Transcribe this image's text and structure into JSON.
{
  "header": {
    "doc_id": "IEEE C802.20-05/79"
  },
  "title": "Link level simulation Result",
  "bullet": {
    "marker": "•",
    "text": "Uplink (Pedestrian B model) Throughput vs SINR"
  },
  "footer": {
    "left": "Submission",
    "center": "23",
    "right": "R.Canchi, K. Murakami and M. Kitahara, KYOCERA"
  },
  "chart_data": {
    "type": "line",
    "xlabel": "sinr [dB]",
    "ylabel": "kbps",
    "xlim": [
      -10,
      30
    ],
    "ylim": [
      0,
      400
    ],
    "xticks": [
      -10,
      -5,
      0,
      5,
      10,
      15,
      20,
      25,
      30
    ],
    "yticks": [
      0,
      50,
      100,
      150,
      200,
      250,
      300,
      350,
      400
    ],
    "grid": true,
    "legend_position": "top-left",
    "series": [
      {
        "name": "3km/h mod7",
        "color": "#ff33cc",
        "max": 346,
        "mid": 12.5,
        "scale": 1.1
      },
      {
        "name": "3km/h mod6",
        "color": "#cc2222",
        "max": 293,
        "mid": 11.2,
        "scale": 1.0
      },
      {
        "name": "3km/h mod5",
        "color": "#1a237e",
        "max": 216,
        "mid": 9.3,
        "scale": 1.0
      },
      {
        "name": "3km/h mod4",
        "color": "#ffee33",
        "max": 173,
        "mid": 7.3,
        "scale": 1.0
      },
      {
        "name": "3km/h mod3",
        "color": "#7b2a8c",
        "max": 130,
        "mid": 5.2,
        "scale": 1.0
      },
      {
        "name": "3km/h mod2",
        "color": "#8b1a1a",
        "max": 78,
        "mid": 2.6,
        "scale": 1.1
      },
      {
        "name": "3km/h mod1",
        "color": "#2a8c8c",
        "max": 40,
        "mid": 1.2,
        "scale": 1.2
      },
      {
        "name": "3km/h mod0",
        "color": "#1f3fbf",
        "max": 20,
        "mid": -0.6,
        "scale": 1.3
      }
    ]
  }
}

- - - - - - -

## EXERCISE GOAL
Pick out and copy the lines of the material that include the word "left".

## THE RESULT
    "left": "Submission",
    "legend_position": "top-left",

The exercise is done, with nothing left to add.